TASK OBJECTIVE: Copy every one of the rows below line for line, without changing anything, and leave the pictures out of your copy.

[Begin RECORDS FOR THE EXERCISE]

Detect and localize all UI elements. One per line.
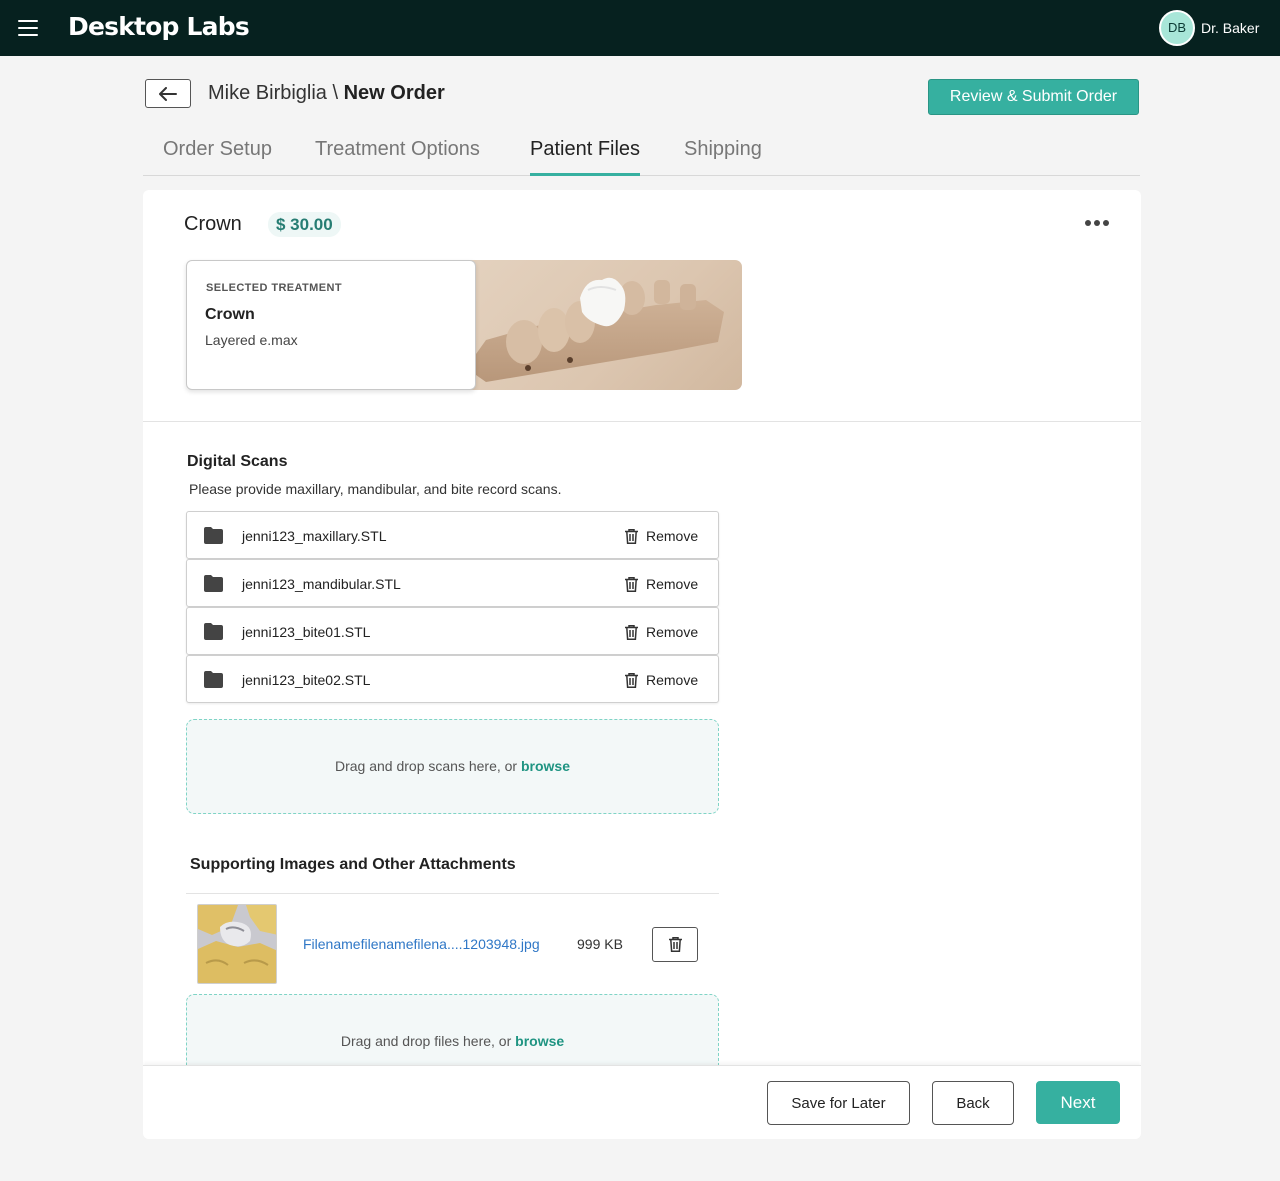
attachments-title: Supporting Images and Other Attachments <box>190 856 516 873</box>
remove-label: Remove <box>646 624 699 640</box>
dropzone-text: Drag and drop files here, or <box>340 1033 512 1049</box>
breadcrumb: Mike Birbiglia \ New Order <box>208 82 445 105</box>
attachment-file-link[interactable]: Filenamefilenamefilena....1203948.jpg <box>303 936 540 952</box>
folder-icon <box>204 671 223 688</box>
folder-icon <box>204 527 223 544</box>
avatar[interactable]: DB <box>1159 10 1195 46</box>
trash-icon <box>625 672 638 688</box>
tab-shipping[interactable]: Shipping <box>684 138 762 176</box>
folder-icon <box>204 575 223 592</box>
remove-file-button[interactable]: Remove <box>625 621 698 643</box>
treatment-label: SELECTED TREATMENT <box>206 282 342 294</box>
hamburger-icon[interactable] <box>18 20 38 36</box>
next-button[interactable]: Next <box>1036 1081 1120 1124</box>
scan-file-row: jenni123_bite02.STL Remove <box>186 655 719 703</box>
digital-scans-title: Digital Scans <box>187 453 288 470</box>
back-button[interactable]: Back <box>932 1081 1014 1125</box>
tab-patient-files[interactable]: Patient Files <box>530 138 641 176</box>
scan-file-name: jenni123_bite01.STL <box>242 624 371 640</box>
app-logo[interactable]: Desktop Labs <box>68 12 250 41</box>
remove-file-button[interactable]: Remove <box>625 573 698 595</box>
trash-icon <box>625 576 638 592</box>
top-nav-bar: Desktop Labs DB Dr. Baker <box>0 0 1280 56</box>
treatment-card[interactable]: SELECTED TREATMENT Crown Layered e.max <box>186 260 476 390</box>
user-name[interactable]: Dr. Baker <box>1201 20 1259 36</box>
folder-icon <box>204 623 223 640</box>
price-badge: $ 30.00 <box>268 212 341 237</box>
remove-file-button[interactable]: Remove <box>625 669 698 691</box>
scan-file-name: jenni123_maxillary.STL <box>242 528 387 544</box>
page-title: New Order <box>343 82 445 104</box>
scan-file-row: jenni123_bite01.STL Remove <box>186 607 719 655</box>
action-footer: Save for Later Back Next <box>143 1065 1141 1139</box>
delete-attachment-button[interactable] <box>652 927 698 962</box>
remove-file-button[interactable]: Remove <box>625 525 698 547</box>
remove-label: Remove <box>646 672 699 688</box>
dental-model-image <box>456 260 742 390</box>
remove-label: Remove <box>646 576 699 592</box>
scan-file-row: jenni123_mandibular.STL Remove <box>186 559 719 607</box>
browse-scans-link[interactable]: browse <box>521 758 570 774</box>
treatment-name: Crown <box>205 306 255 323</box>
dropzone-text: Drag and drop scans here, or <box>334 758 518 774</box>
attachment-file-size: 999 KB <box>577 936 623 952</box>
more-horizontal-icon[interactable] <box>1085 220 1109 226</box>
order-item-card: Crown $ 30.00 SELECTED TREATMENT Crown L… <box>143 190 1141 1139</box>
remove-label: Remove <box>646 528 699 544</box>
scan-file-name: jenni123_mandibular.STL <box>242 576 401 592</box>
treatment-material: Layered e.max <box>205 332 298 348</box>
product-name: Crown <box>184 213 242 235</box>
review-submit-button[interactable]: Review & Submit Order <box>928 79 1139 115</box>
scan-file-name: jenni123_bite02.STL <box>242 672 371 688</box>
trash-icon <box>668 937 682 952</box>
scan-file-row: jenni123_maxillary.STL Remove <box>186 511 719 559</box>
save-for-later-button[interactable]: Save for Later <box>767 1081 910 1125</box>
trash-icon <box>625 624 638 640</box>
scans-dropzone[interactable]: Drag and drop scans here, or browse <box>186 719 719 814</box>
order-tabs: Order Setup Treatment Options Patient Fi… <box>143 130 1140 176</box>
tab-order-setup[interactable]: Order Setup <box>163 138 272 176</box>
trash-icon <box>625 528 638 544</box>
selected-treatment: SELECTED TREATMENT Crown Layered e.max <box>186 260 742 390</box>
attachment-thumbnail[interactable] <box>197 904 277 984</box>
breadcrumb-patient[interactable]: Mike Birbiglia \ <box>208 82 338 104</box>
divider <box>186 893 719 894</box>
divider <box>143 421 1141 422</box>
tab-treatment-options[interactable]: Treatment Options <box>315 138 480 176</box>
browse-files-link[interactable]: browse <box>515 1033 564 1049</box>
back-arrow-button[interactable] <box>145 79 191 108</box>
arrow-left-icon <box>159 86 177 101</box>
digital-scans-description: Please provide maxillary, mandibular, an… <box>189 481 562 497</box>
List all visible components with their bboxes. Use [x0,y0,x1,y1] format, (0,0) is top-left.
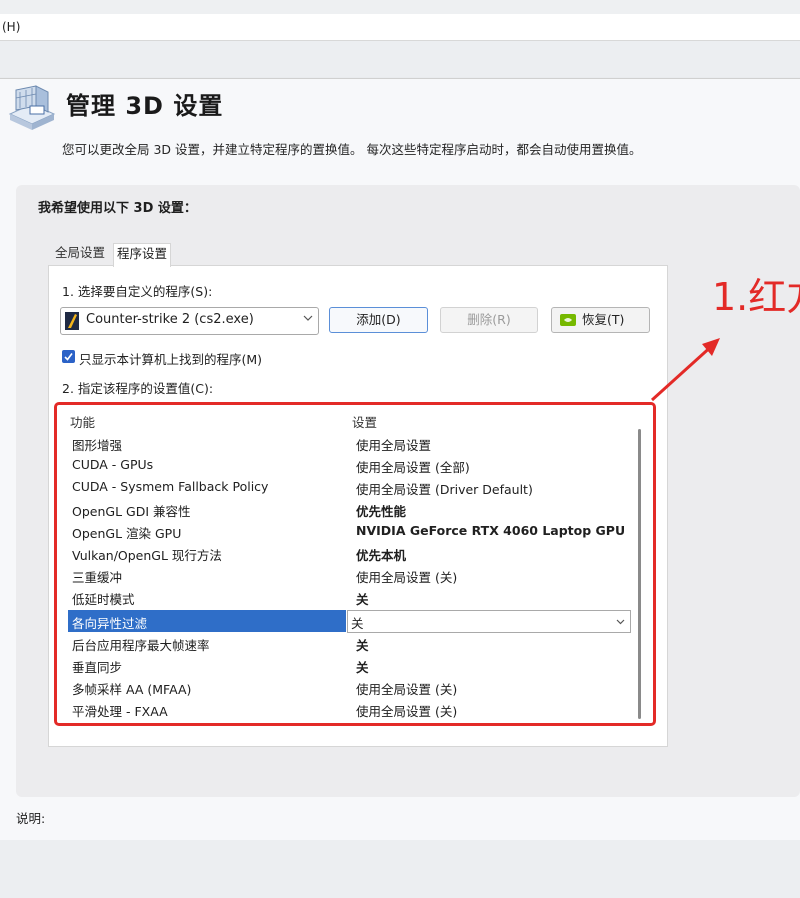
show-only-label[interactable]: 只显示本计算机上找到的程序(M) [79,349,262,368]
annotation-arrow-icon [650,338,720,402]
window-top-strip [0,0,800,14]
annotation-highlight-box [54,402,656,726]
program-select-value: Counter-strike 2 (cs2.exe) [86,312,254,327]
chevron-down-icon [303,315,313,321]
restore-button-label: 恢复(T) [582,312,625,327]
menu-help[interactable]: (H) [2,14,20,40]
page-title: 管理 3D 设置 [66,92,224,120]
tab-program-settings[interactable]: 程序设置 [113,243,172,267]
description-label: 说明: [16,811,46,826]
program-icon [65,312,79,330]
step2-label: 2. 指定该程序的设置值(C): [62,381,214,396]
tab-global-settings[interactable]: 全局设置 [52,243,108,265]
checkmark-icon [64,353,73,361]
add-button[interactable]: 添加(D) [329,307,428,333]
nvidia-logo-icon [560,314,576,326]
page-description: 您可以更改全局 3D 设置，并建立特定程序的置换值。 每次这些特定程序启动时，都… [62,142,642,157]
menu-bar: (H) [0,14,800,41]
bottom-bar [0,840,800,898]
remove-button[interactable]: 删除(R) [440,307,538,333]
3d-settings-icon [8,85,56,130]
settings-heading: 我希望使用以下 3D 设置： [38,201,197,216]
program-select[interactable]: Counter-strike 2 (cs2.exe) [60,307,319,335]
toolbar-band [0,41,800,77]
annotation-label: 1.红方 [712,275,800,319]
restore-button[interactable]: 恢复(T) [551,307,650,333]
step1-label: 1. 选择要自定义的程序(S): [62,284,213,299]
show-only-checkbox[interactable] [62,350,75,363]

[End RECORDS FOR THE EXERCISE]

FINISHED TASK:
Detect and localize all UI elements. One per line.
attachments-title: Supporting Images and Other Attachments <box>190 856 516 873</box>
remove-label: Remove <box>646 624 699 640</box>
dropzone-text: Drag and drop files here, or <box>340 1033 512 1049</box>
breadcrumb: Mike Birbiglia \ New Order <box>208 82 445 105</box>
attachment-file-link[interactable]: Filenamefilenamefilena....1203948.jpg <box>303 936 540 952</box>
folder-icon <box>204 671 223 688</box>
folder-icon <box>204 527 223 544</box>
avatar[interactable]: DB <box>1159 10 1195 46</box>
trash-icon <box>625 672 638 688</box>
tab-shipping[interactable]: Shipping <box>684 138 762 176</box>
folder-icon <box>204 575 223 592</box>
remove-file-button[interactable]: Remove <box>625 621 698 643</box>
treatment-label: SELECTED TREATMENT <box>206 282 342 294</box>
hamburger-icon[interactable] <box>18 20 38 36</box>
next-button[interactable]: Next <box>1036 1081 1120 1124</box>
scan-file-row: jenni123_bite02.STL Remove <box>186 655 719 703</box>
digital-scans-title: Digital Scans <box>187 453 288 470</box>
back-button[interactable]: Back <box>932 1081 1014 1125</box>
tab-patient-files[interactable]: Patient Files <box>530 138 641 176</box>
scan-file-name: jenni123_bite01.STL <box>242 624 371 640</box>
app-logo[interactable]: Desktop Labs <box>68 12 250 41</box>
remove-file-button[interactable]: Remove <box>625 573 698 595</box>
trash-icon <box>625 576 638 592</box>
top-nav-bar: Desktop Labs DB Dr. Baker <box>0 0 1280 56</box>
treatment-card[interactable]: SELECTED TREATMENT Crown Layered e.max <box>186 260 476 390</box>
user-name[interactable]: Dr. Baker <box>1201 20 1259 36</box>
folder-icon <box>204 623 223 640</box>
price-badge: $ 30.00 <box>268 212 341 237</box>
remove-file-button[interactable]: Remove <box>625 669 698 691</box>
scan-file-name: jenni123_maxillary.STL <box>242 528 387 544</box>
page-title: New Order <box>343 82 445 104</box>
scan-file-row: jenni123_bite01.STL Remove <box>186 607 719 655</box>
action-footer: Save for Later Back Next <box>143 1065 1141 1139</box>
delete-attachment-button[interactable] <box>652 927 698 962</box>
remove-file-button[interactable]: Remove <box>625 525 698 547</box>
remove-label: Remove <box>646 672 699 688</box>
dental-model-image <box>456 260 742 390</box>
remove-label: Remove <box>646 576 699 592</box>
scan-file-row: jenni123_mandibular.STL Remove <box>186 559 719 607</box>
browse-scans-link[interactable]: browse <box>521 758 570 774</box>
treatment-name: Crown <box>205 306 255 323</box>
dropzone-text: Drag and drop scans here, or <box>334 758 518 774</box>
attachment-file-size: 999 KB <box>577 936 623 952</box>
more-horizontal-icon[interactable] <box>1085 220 1109 226</box>
order-item-card: Crown $ 30.00 SELECTED TREATMENT Crown L… <box>143 190 1141 1139</box>
remove-label: Remove <box>646 528 699 544</box>
scan-file-name: jenni123_mandibular.STL <box>242 576 401 592</box>
treatment-material: Layered e.max <box>205 332 298 348</box>
product-name: Crown <box>184 213 242 235</box>
review-submit-button[interactable]: Review & Submit Order <box>928 79 1139 115</box>
scan-file-name: jenni123_bite02.STL <box>242 672 371 688</box>
trash-icon <box>668 937 682 952</box>
scan-file-row: jenni123_maxillary.STL Remove <box>186 511 719 559</box>
save-for-later-button[interactable]: Save for Later <box>767 1081 910 1125</box>
trash-icon <box>625 624 638 640</box>
scans-dropzone[interactable]: Drag and drop scans here, or browse <box>186 719 719 814</box>
order-tabs: Order Setup Treatment Options Patient Fi… <box>143 130 1140 176</box>
tab-order-setup[interactable]: Order Setup <box>163 138 272 176</box>
trash-icon <box>625 528 638 544</box>
selected-treatment: SELECTED TREATMENT Crown Layered e.max <box>186 260 742 390</box>
attachment-thumbnail[interactable] <box>197 904 277 984</box>
breadcrumb-patient[interactable]: Mike Birbiglia \ <box>208 82 338 104</box>
divider <box>186 893 719 894</box>
divider <box>143 421 1141 422</box>
tab-treatment-options[interactable]: Treatment Options <box>315 138 480 176</box>
browse-files-link[interactable]: browse <box>515 1033 564 1049</box>
back-arrow-button[interactable] <box>145 79 191 108</box>
arrow-left-icon <box>159 86 177 101</box>
digital-scans-description: Please provide maxillary, mandibular, an… <box>189 481 562 497</box>
List all visible components with their bboxes. Use [x0,y0,x1,y1] format, (0,0) is top-left.
show-only-label[interactable]: 只显示本计算机上找到的程序(M) [79,349,262,368]
annotation-arrow-icon [650,338,720,402]
window-top-strip [0,0,800,14]
annotation-highlight-box [54,402,656,726]
program-select-value: Counter-strike 2 (cs2.exe) [86,312,254,327]
chevron-down-icon [303,315,313,321]
restore-button-label: 恢复(T) [582,312,625,327]
menu-help[interactable]: (H) [2,14,20,40]
page-title: 管理 3D 设置 [66,92,224,120]
tab-program-settings[interactable]: 程序设置 [113,243,172,267]
description-label: 说明: [16,811,46,826]
program-icon [65,312,79,330]
step2-label: 2. 指定该程序的设置值(C): [62,381,214,396]
tab-global-settings[interactable]: 全局设置 [52,243,108,265]
checkmark-icon [64,353,73,361]
add-button[interactable]: 添加(D) [329,307,428,333]
nvidia-logo-icon [560,314,576,326]
page-description: 您可以更改全局 3D 设置，并建立特定程序的置换值。 每次这些特定程序启动时，都… [62,142,642,157]
menu-bar: (H) [0,14,800,41]
bottom-bar [0,840,800,898]
remove-button[interactable]: 删除(R) [440,307,538,333]
3d-settings-icon [8,85,56,130]
settings-heading: 我希望使用以下 3D 设置： [38,201,197,216]
program-select[interactable]: Counter-strike 2 (cs2.exe) [60,307,319,335]
toolbar-band [0,41,800,77]
annotation-label: 1.红方 [712,275,800,319]
restore-button[interactable]: 恢复(T) [551,307,650,333]
step1-label: 1. 选择要自定义的程序(S): [62,284,213,299]
show-only-checkbox[interactable] [62,350,75,363]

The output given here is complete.